- [AUFGABE]: Gib die Zeilen der Einträge unten von der Zeile mit „List all visible“ bis einschließlich der Zeile mit „swir-point <box>141 181 151 192</box>“ als JSON-Liste von Strings wieder, einen String pro Zeile und ohne Leerzeilen.

- [EINTRÄGE]:
»»

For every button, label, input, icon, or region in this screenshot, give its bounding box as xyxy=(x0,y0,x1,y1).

««
»»

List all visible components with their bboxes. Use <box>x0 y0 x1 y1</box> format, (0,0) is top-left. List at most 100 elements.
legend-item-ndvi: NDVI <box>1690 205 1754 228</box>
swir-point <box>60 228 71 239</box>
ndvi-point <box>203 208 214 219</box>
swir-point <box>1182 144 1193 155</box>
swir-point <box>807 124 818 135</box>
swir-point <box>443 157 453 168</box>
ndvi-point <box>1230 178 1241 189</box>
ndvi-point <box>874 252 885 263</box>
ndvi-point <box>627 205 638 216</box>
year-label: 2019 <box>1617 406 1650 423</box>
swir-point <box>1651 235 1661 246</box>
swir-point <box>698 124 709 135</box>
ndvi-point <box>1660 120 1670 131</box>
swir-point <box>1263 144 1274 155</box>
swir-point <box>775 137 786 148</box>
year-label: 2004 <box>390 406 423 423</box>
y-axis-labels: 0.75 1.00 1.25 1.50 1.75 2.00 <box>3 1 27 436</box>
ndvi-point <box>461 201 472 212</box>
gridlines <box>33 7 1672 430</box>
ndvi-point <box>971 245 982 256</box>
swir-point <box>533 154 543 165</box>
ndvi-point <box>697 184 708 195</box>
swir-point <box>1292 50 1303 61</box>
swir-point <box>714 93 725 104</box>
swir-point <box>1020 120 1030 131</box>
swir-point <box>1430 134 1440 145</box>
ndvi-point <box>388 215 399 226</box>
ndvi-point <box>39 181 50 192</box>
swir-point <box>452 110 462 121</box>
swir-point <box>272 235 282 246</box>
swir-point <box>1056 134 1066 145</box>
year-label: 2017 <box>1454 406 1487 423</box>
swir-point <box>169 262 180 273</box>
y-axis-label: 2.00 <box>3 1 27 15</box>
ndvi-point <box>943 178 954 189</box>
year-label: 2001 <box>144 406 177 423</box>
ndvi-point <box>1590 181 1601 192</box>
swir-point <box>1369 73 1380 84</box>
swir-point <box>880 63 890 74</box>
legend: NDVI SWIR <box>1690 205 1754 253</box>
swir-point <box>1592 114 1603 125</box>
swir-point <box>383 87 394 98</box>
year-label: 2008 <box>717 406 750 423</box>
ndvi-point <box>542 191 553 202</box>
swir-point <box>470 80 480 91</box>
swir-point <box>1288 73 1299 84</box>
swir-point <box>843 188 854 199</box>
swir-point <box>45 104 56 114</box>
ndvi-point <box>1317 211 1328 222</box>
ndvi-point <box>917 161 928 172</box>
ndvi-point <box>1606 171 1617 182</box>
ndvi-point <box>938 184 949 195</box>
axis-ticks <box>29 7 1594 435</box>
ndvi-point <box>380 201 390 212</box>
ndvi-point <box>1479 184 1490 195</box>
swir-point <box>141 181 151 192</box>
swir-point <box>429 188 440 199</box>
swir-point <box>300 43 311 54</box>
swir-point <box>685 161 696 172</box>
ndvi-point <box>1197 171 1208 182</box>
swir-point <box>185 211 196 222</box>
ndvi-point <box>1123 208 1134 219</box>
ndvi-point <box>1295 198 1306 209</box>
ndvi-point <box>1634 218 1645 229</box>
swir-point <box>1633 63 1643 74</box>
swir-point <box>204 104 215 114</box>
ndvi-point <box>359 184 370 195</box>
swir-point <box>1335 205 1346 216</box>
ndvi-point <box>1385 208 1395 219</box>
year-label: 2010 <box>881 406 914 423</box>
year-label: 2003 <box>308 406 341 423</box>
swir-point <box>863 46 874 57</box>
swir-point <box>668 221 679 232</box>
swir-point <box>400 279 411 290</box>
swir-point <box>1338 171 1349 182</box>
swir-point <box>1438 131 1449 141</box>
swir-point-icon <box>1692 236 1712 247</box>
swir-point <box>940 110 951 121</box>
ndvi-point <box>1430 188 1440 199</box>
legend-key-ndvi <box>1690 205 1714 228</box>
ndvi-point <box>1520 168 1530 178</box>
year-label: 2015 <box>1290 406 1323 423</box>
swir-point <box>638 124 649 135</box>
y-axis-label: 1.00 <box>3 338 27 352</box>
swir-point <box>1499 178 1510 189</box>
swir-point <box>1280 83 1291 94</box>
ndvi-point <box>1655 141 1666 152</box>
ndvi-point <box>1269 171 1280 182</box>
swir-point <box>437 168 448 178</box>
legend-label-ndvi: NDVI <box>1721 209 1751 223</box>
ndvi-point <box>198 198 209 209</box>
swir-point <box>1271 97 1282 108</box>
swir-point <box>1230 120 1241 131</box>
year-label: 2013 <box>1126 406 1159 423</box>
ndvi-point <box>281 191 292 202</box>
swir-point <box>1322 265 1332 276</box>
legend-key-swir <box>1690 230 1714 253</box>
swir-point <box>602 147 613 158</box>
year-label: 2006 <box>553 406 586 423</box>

««

- [MUSTERLÖSUNG]:
[
  "List all visible components with their bboxes. Use <box>x0 y0 x1 y1</box> format, (0,0) is top-left. List at most 100 elements.",
  "legend-item-ndvi: NDVI <box>1690 205 1754 228</box>",
  "swir-point <box>60 228 71 239</box>",
  "ndvi-point <box>203 208 214 219</box>",
  "swir-point <box>1182 144 1193 155</box>",
  "swir-point <box>807 124 818 135</box>",
  "swir-point <box>443 157 453 168</box>",
  "ndvi-point <box>1230 178 1241 189</box>",
  "ndvi-point <box>874 252 885 263</box>",
  "ndvi-point <box>627 205 638 216</box>",
  "year-label: 2019 <box>1617 406 1650 423</box>",
  "swir-point <box>1651 235 1661 246</box>",
  "swir-point <box>698 124 709 135</box>",
  "ndvi-point <box>1660 120 1670 131</box>",
  "swir-point <box>1263 144 1274 155</box>",
  "swir-point <box>775 137 786 148</box>",
  "year-label: 2004 <box>390 406 423 423</box>",
  "y-axis-labels: 0.75 1.00 1.25 1.50 1.75 2.00 <box>3 1 27 436</box>",
  "ndvi-point <box>461 201 472 212</box>",
  "gridlines <box>33 7 1672 430</box>",
  "ndvi-point <box>971 245 982 256</box>",
  "swir-point <box>533 154 543 165</box>",
  "ndvi-point <box>697 184 708 195</box>",
  "swir-point <box>1292 50 1303 61</box>",
  "swir-point <box>714 93 725 104</box>",
  "swir-point <box>1020 120 1030 131</box>",
  "swir-point <box>1430 134 1440 145</box>",
  "ndvi-point <box>388 215 399 226</box>",
  "ndvi-point <box>39 181 50 192</box>",
  "swir-point <box>452 110 462 121</box>",
  "swir-point <box>272 235 282 246</box>",
  "swir-point <box>1056 134 1066 145</box>",
  "year-label: 2017 <box>1454 406 1487 423</box>",
  "swir-point <box>169 262 180 273</box>",
  "y-axis-label: 2.00 <box>3 1 27 15</box>",
  "ndvi-point <box>943 178 954 189</box>",
  "year-label: 2001 <box>144 406 177 423</box>",
  "ndvi-point <box>1590 181 1601 192</box>",
  "swir-point <box>1369 73 1380 84</box>",
  "swir-point <box>880 63 890 74</box>",
  "legend: NDVI SWIR <box>1690 205 1754 253</box>",
  "swir-point <box>1592 114 1603 125</box>",
  "swir-point <box>383 87 394 98</box>",
  "year-label: 2008 <box>717 406 750 423</box>",
  "ndvi-point <box>542 191 553 202</box>",
  "swir-point <box>470 80 480 91</box>",
  "swir-point <box>1288 73 1299 84</box>",
  "swir-point <box>843 188 854 199</box>",
  "swir-point <box>45 104 56 114</box>",
  "ndvi-point <box>1317 211 1328 222</box>",
  "ndvi-point <box>917 161 928 172</box>",
  "ndvi-point <box>1606 171 1617 182</box>",
  "ndvi-point <box>938 184 949 195</box>",
  "axis-ticks <box>29 7 1594 435</box>",
  "ndvi-point <box>380 201 390 212</box>",
  "ndvi-point <box>1479 184 1490 195</box>",
  "swir-point <box>141 181 151 192</box>"
]